* What is being asked: Your task is to reproduce the material exactly.

◇ ◇ ◇ ◇ ◇ ◇ ◇

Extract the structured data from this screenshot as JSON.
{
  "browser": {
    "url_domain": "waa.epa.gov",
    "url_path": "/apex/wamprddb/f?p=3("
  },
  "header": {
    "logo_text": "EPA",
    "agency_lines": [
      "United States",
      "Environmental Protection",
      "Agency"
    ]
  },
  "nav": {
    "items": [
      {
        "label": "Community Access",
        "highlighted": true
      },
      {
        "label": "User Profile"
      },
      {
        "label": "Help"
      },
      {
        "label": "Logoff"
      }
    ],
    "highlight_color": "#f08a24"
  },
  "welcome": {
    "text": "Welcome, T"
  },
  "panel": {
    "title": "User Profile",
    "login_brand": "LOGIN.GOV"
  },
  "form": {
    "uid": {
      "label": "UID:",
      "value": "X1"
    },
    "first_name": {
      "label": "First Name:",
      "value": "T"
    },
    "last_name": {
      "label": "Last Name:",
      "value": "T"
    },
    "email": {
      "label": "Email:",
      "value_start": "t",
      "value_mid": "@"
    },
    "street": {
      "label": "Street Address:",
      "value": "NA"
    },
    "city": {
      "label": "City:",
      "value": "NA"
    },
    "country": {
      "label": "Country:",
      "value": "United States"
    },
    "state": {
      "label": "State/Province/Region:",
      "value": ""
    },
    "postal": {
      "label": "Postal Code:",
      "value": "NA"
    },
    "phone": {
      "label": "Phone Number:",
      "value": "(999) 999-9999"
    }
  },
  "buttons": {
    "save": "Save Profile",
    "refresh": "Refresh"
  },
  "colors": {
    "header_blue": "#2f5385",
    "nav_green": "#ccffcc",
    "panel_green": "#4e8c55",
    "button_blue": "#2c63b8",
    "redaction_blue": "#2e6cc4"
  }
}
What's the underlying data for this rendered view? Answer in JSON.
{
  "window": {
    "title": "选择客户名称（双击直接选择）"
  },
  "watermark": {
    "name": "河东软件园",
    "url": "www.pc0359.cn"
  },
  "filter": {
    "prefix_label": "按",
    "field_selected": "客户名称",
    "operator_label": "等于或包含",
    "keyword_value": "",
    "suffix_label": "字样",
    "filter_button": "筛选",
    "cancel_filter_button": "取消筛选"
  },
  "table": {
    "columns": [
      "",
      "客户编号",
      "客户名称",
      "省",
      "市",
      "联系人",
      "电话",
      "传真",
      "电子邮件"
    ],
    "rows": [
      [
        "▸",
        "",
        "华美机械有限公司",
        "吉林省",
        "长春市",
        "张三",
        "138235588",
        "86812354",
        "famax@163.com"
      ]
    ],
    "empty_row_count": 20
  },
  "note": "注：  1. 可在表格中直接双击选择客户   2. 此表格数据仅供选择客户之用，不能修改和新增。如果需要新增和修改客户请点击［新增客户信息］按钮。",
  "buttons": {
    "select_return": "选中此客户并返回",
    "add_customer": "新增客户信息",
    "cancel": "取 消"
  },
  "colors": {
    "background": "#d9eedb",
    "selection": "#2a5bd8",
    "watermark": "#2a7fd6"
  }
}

◇ ◇ ◇ ◇ ◇ ◇ ◇

* Solution to the problem:
Extract the structured data from this screenshot as JSON.
{
  "browser": {
    "url_domain": "waa.epa.gov",
    "url_path": "/apex/wamprddb/f?p=3("
  },
  "header": {
    "logo_text": "EPA",
    "agency_lines": [
      "United States",
      "Environmental Protection",
      "Agency"
    ]
  },
  "nav": {
    "items": [
      {
        "label": "Community Access",
        "highlighted": true
      },
      {
        "label": "User Profile"
      },
      {
        "label": "Help"
      },
      {
        "label": "Logoff"
      }
    ],
    "highlight_color": "#f08a24"
  },
  "welcome": {
    "text": "Welcome, T"
  },
  "panel": {
    "title": "User Profile",
    "login_brand": "LOGIN.GOV"
  },
  "form": {
    "uid": {
      "label": "UID:",
      "value": "X1"
    },
    "first_name": {
      "label": "First Name:",
      "value": "T"
    },
    "last_name": {
      "label": "Last Name:",
      "value": "T"
    },
    "email": {
      "label": "Email:",
      "value_start": "t",
      "value_mid": "@"
    },
    "street": {
      "label": "Street Address:",
      "value": "NA"
    },
    "city": {
      "label": "City:",
      "value": "NA"
    },
    "country": {
      "label": "Country:",
      "value": "United States"
    },
    "state": {
      "label": "State/Province/Region:",
      "value": ""
    },
    "postal": {
      "label": "Postal Code:",
      "value": "NA"
    },
    "phone": {
      "label": "Phone Number:",
      "value": "(999) 999-9999"
    }
  },
  "buttons": {
    "save": "Save Profile",
    "refresh": "Refresh"
  },
  "colors": {
    "header_blue": "#2f5385",
    "nav_green": "#ccffcc",
    "panel_green": "#4e8c55",
    "button_blue": "#2c63b8",
    "redaction_blue": "#2e6cc4"
  }
}
What's the underlying data for this rendered view? Answer in JSON.
{
  "window": {
    "title": "选择客户名称（双击直接选择）"
  },
  "watermark": {
    "name": "河东软件园",
    "url": "www.pc0359.cn"
  },
  "filter": {
    "prefix_label": "按",
    "field_selected": "客户名称",
    "operator_label": "等于或包含",
    "keyword_value": "",
    "suffix_label": "字样",
    "filter_button": "筛选",
    "cancel_filter_button": "取消筛选"
  },
  "table": {
    "columns": [
      "",
      "客户编号",
      "客户名称",
      "省",
      "市",
      "联系人",
      "电话",
      "传真",
      "电子邮件"
    ],
    "rows": [
      [
        "▸",
        "",
        "华美机械有限公司",
        "吉林省",
        "长春市",
        "张三",
        "138235588",
        "86812354",
        "famax@163.com"
      ]
    ],
    "empty_row_count": 20
  },
  "note": "注：  1. 可在表格中直接双击选择客户   2. 此表格数据仅供选择客户之用，不能修改和新增。如果需要新增和修改客户请点击［新增客户信息］按钮。",
  "buttons": {
    "select_return": "选中此客户并返回",
    "add_customer": "新增客户信息",
    "cancel": "取 消"
  },
  "colors": {
    "background": "#d9eedb",
    "selection": "#2a5bd8",
    "watermark": "#2a7fd6"
  }
}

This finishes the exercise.